[START]

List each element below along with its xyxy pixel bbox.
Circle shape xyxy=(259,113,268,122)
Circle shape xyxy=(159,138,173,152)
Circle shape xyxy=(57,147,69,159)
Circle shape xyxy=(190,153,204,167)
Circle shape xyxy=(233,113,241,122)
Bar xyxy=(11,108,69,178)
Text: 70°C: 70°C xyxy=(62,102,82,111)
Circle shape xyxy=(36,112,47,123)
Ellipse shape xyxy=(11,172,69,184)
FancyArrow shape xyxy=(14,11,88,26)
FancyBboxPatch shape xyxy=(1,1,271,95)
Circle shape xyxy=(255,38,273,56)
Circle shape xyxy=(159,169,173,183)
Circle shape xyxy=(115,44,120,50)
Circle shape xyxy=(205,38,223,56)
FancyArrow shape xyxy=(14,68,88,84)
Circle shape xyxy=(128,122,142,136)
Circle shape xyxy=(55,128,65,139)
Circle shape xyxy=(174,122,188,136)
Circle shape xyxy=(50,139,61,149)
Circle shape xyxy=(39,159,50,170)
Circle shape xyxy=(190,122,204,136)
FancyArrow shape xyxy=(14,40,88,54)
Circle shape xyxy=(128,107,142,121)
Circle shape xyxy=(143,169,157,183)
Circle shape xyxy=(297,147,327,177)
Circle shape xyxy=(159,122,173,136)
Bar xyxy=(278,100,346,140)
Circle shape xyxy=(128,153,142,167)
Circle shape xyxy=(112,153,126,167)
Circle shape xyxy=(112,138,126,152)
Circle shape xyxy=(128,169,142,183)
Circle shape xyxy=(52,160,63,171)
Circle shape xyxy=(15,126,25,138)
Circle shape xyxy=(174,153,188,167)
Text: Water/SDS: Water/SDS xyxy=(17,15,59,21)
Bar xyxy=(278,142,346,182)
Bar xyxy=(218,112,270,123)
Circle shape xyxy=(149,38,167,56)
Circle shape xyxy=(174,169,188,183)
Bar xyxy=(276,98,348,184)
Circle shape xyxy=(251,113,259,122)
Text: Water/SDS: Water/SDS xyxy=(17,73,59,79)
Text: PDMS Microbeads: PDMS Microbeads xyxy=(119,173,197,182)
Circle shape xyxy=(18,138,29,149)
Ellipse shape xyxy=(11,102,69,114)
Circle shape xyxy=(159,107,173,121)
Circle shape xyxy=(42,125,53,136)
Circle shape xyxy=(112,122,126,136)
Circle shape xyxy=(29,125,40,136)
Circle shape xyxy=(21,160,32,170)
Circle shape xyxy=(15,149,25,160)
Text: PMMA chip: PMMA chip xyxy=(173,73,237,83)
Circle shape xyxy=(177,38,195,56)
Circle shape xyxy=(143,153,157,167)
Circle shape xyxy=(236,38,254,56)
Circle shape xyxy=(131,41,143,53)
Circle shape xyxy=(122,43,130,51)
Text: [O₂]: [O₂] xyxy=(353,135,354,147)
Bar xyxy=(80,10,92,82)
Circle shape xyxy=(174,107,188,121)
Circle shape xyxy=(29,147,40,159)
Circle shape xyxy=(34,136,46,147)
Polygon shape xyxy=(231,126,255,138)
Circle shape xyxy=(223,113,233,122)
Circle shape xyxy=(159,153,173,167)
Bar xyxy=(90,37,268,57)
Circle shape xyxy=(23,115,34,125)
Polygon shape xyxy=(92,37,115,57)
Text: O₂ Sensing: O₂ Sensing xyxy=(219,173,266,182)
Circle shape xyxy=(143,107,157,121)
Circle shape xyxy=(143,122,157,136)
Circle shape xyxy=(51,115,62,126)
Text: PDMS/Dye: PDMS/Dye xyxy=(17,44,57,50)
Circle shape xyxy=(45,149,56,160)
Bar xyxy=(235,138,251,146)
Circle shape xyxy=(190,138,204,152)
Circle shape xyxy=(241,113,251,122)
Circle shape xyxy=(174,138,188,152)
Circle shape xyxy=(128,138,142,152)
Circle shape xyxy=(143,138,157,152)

[END]

### TO DO:
Print every line of the listing above without changing anything, keeping the original order from first to last.

### TASK ANSWER:
List each element below along with its xyxy pixel bbox.
Circle shape xyxy=(259,113,268,122)
Circle shape xyxy=(159,138,173,152)
Circle shape xyxy=(57,147,69,159)
Circle shape xyxy=(190,153,204,167)
Circle shape xyxy=(233,113,241,122)
Bar xyxy=(11,108,69,178)
Text: 70°C: 70°C xyxy=(62,102,82,111)
Circle shape xyxy=(36,112,47,123)
Ellipse shape xyxy=(11,172,69,184)
FancyArrow shape xyxy=(14,11,88,26)
FancyBboxPatch shape xyxy=(1,1,271,95)
Circle shape xyxy=(255,38,273,56)
Circle shape xyxy=(159,169,173,183)
Circle shape xyxy=(115,44,120,50)
Circle shape xyxy=(205,38,223,56)
FancyArrow shape xyxy=(14,68,88,84)
Circle shape xyxy=(128,122,142,136)
Circle shape xyxy=(55,128,65,139)
Circle shape xyxy=(174,122,188,136)
Circle shape xyxy=(50,139,61,149)
Circle shape xyxy=(39,159,50,170)
Circle shape xyxy=(190,122,204,136)
FancyArrow shape xyxy=(14,40,88,54)
Circle shape xyxy=(128,107,142,121)
Circle shape xyxy=(143,169,157,183)
Circle shape xyxy=(297,147,327,177)
Circle shape xyxy=(159,122,173,136)
Bar xyxy=(278,100,346,140)
Circle shape xyxy=(128,153,142,167)
Circle shape xyxy=(112,153,126,167)
Circle shape xyxy=(112,138,126,152)
Circle shape xyxy=(128,169,142,183)
Circle shape xyxy=(52,160,63,171)
Circle shape xyxy=(15,126,25,138)
Circle shape xyxy=(174,153,188,167)
Text: Water/SDS: Water/SDS xyxy=(17,15,59,21)
Bar xyxy=(278,142,346,182)
Bar xyxy=(218,112,270,123)
Circle shape xyxy=(149,38,167,56)
Circle shape xyxy=(174,169,188,183)
Bar xyxy=(276,98,348,184)
Circle shape xyxy=(251,113,259,122)
Text: Water/SDS: Water/SDS xyxy=(17,73,59,79)
Text: PDMS Microbeads: PDMS Microbeads xyxy=(119,173,197,182)
Circle shape xyxy=(18,138,29,149)
Ellipse shape xyxy=(11,102,69,114)
Circle shape xyxy=(159,107,173,121)
Circle shape xyxy=(42,125,53,136)
Circle shape xyxy=(112,122,126,136)
Circle shape xyxy=(29,125,40,136)
Circle shape xyxy=(21,160,32,170)
Circle shape xyxy=(15,149,25,160)
Text: PMMA chip: PMMA chip xyxy=(173,73,237,83)
Circle shape xyxy=(177,38,195,56)
Circle shape xyxy=(143,153,157,167)
Circle shape xyxy=(236,38,254,56)
Circle shape xyxy=(131,41,143,53)
Circle shape xyxy=(122,43,130,51)
Text: [O₂]: [O₂] xyxy=(353,135,354,147)
Bar xyxy=(80,10,92,82)
Circle shape xyxy=(174,107,188,121)
Circle shape xyxy=(29,147,40,159)
Circle shape xyxy=(34,136,46,147)
Polygon shape xyxy=(231,126,255,138)
Circle shape xyxy=(223,113,233,122)
Circle shape xyxy=(159,153,173,167)
Bar xyxy=(90,37,268,57)
Circle shape xyxy=(23,115,34,125)
Polygon shape xyxy=(92,37,115,57)
Text: O₂ Sensing: O₂ Sensing xyxy=(219,173,266,182)
Circle shape xyxy=(143,107,157,121)
Circle shape xyxy=(143,122,157,136)
Circle shape xyxy=(51,115,62,126)
Text: PDMS/Dye: PDMS/Dye xyxy=(17,44,57,50)
Circle shape xyxy=(45,149,56,160)
Bar xyxy=(235,138,251,146)
Circle shape xyxy=(190,138,204,152)
Circle shape xyxy=(241,113,251,122)
Circle shape xyxy=(174,138,188,152)
Circle shape xyxy=(128,138,142,152)
Circle shape xyxy=(143,138,157,152)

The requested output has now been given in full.